* **Task description**:
Below are the records; locate each line with the word "name" and copy it.

________________________________________

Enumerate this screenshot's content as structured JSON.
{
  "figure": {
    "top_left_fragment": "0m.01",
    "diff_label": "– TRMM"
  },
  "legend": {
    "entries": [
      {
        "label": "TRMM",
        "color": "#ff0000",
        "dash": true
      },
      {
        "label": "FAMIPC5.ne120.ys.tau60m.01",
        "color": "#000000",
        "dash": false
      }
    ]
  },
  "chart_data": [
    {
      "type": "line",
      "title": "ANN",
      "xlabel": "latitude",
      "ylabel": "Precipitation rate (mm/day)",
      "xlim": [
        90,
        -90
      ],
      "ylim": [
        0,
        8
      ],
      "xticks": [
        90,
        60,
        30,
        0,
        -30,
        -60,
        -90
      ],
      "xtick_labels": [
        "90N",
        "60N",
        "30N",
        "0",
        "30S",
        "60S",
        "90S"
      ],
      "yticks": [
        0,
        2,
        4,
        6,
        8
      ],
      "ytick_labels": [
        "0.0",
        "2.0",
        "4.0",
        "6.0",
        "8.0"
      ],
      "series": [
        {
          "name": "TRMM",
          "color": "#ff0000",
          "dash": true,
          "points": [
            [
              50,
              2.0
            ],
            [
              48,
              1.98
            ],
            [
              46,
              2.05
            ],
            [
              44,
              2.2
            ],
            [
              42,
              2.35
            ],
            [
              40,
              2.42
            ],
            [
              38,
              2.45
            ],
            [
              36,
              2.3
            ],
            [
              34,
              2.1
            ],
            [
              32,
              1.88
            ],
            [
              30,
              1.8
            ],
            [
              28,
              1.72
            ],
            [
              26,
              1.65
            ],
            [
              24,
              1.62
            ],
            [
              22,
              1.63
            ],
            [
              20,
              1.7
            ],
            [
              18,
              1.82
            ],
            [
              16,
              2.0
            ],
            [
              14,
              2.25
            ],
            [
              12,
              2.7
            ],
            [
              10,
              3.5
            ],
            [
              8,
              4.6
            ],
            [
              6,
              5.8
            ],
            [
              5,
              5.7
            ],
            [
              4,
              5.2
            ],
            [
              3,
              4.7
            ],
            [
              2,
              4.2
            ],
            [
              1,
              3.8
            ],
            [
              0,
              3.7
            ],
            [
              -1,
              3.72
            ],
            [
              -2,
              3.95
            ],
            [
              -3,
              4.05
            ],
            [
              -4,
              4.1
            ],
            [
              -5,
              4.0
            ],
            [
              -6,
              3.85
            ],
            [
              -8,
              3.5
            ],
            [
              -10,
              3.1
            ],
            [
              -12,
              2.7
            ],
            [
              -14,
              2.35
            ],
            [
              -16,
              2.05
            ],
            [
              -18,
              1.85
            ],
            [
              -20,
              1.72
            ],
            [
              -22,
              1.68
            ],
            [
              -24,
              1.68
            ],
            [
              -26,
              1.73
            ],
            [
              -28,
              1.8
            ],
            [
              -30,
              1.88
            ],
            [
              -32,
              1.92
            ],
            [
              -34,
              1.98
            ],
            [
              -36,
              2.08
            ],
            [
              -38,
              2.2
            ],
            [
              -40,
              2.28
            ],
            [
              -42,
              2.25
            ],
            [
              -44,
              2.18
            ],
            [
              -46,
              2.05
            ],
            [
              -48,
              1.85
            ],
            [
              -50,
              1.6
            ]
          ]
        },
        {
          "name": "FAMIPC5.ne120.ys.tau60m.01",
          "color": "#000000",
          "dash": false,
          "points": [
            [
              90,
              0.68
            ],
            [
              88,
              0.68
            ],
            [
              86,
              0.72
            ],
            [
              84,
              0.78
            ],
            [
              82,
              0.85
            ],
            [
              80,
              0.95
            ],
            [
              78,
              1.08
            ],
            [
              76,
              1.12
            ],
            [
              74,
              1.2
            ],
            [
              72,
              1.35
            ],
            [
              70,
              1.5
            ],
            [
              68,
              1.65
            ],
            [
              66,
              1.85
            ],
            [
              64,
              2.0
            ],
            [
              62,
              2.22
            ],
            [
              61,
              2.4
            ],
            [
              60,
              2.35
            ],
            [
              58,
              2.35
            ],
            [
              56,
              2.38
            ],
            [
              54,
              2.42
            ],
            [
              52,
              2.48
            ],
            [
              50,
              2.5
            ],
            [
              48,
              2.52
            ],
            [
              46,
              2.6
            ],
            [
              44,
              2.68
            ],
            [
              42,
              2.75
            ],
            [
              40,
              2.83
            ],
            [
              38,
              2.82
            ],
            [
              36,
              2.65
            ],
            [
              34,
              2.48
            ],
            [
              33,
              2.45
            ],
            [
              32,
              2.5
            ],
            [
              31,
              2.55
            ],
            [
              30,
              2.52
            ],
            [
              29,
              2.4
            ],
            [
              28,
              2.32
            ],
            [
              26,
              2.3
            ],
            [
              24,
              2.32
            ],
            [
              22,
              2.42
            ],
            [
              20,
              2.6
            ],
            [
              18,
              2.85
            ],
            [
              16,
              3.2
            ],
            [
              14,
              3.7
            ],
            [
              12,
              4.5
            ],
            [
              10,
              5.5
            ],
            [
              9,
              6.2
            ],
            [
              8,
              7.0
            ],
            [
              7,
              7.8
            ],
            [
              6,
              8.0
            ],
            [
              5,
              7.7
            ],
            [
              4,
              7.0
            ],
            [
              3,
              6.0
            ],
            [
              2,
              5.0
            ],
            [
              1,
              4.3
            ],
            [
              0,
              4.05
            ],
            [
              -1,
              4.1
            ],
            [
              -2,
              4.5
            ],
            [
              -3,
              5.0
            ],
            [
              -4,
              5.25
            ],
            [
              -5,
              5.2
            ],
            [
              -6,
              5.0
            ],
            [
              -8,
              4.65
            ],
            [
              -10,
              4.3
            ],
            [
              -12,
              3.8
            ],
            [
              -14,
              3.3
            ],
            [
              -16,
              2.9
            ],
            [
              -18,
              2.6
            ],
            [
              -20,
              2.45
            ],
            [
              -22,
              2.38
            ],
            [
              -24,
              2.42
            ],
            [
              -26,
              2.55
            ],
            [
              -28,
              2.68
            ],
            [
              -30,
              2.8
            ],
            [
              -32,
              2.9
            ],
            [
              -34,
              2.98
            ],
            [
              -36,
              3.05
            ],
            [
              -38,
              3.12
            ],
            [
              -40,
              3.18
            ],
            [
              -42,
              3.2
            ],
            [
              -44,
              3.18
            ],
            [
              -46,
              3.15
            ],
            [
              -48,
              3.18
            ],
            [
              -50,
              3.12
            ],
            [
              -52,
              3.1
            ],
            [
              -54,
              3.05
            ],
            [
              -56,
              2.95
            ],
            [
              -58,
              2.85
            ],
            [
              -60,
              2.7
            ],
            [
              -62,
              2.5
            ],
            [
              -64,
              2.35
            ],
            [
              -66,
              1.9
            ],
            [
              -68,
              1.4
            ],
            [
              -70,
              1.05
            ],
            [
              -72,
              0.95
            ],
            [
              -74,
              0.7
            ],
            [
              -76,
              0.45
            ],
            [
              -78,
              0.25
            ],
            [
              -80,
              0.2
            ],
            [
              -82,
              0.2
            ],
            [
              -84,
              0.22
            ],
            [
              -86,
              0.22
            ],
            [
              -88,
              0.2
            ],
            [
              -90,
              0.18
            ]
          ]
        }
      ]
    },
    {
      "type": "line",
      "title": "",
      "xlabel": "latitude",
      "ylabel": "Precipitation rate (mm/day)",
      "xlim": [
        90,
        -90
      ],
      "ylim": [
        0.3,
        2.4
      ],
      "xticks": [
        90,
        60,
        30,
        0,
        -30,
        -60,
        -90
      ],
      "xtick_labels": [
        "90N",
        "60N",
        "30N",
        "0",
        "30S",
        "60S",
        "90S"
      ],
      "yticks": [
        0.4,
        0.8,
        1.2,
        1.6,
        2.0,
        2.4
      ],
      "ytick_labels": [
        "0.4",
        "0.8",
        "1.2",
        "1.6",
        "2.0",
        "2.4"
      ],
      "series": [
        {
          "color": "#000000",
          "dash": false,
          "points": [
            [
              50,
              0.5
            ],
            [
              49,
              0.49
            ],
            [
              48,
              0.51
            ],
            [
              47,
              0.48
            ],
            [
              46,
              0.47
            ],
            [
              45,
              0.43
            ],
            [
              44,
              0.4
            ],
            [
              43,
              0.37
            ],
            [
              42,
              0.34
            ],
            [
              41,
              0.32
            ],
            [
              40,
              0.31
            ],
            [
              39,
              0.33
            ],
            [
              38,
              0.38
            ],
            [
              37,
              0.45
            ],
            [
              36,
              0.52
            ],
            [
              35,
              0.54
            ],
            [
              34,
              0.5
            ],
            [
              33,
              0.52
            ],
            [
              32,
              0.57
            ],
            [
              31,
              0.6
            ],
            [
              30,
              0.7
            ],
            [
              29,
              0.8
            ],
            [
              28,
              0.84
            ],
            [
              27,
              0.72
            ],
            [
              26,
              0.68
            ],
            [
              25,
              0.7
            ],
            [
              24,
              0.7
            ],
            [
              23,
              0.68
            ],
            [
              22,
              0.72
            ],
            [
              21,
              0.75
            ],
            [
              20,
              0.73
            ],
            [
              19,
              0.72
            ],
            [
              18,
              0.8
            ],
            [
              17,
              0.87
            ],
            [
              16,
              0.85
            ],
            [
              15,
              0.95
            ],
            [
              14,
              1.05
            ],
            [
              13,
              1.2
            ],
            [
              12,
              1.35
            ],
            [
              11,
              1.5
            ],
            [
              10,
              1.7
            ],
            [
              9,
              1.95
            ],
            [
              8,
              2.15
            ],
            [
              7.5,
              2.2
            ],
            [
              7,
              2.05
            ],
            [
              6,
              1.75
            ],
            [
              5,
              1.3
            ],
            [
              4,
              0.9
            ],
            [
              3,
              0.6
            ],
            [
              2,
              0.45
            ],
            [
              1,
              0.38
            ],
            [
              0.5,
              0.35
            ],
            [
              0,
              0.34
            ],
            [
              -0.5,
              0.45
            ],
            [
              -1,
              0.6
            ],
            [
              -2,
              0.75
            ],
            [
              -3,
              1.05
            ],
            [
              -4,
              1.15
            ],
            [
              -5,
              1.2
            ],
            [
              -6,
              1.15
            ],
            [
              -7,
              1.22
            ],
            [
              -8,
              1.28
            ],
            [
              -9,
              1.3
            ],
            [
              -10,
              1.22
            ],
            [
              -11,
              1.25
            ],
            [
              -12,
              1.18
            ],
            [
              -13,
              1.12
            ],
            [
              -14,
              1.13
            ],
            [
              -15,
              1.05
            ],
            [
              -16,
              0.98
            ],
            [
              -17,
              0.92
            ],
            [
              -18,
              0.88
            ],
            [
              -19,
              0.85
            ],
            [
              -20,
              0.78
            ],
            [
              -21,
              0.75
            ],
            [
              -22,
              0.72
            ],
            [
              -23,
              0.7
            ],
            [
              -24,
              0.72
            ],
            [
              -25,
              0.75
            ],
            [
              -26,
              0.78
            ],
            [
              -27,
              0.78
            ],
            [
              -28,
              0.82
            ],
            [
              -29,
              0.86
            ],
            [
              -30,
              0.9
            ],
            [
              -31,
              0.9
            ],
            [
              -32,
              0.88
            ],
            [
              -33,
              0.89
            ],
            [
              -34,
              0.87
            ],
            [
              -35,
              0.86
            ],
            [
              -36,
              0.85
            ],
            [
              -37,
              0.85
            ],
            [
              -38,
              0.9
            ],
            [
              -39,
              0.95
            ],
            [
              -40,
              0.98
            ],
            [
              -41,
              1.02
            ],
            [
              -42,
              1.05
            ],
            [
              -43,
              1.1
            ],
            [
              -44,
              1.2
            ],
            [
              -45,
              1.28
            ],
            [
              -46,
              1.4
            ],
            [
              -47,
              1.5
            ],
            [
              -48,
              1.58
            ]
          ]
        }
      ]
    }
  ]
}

________________________________________

* **Complete output**:
          "name": "TRMM",
          "name": "FAMIPC5.ne120.ys.tau60m.01",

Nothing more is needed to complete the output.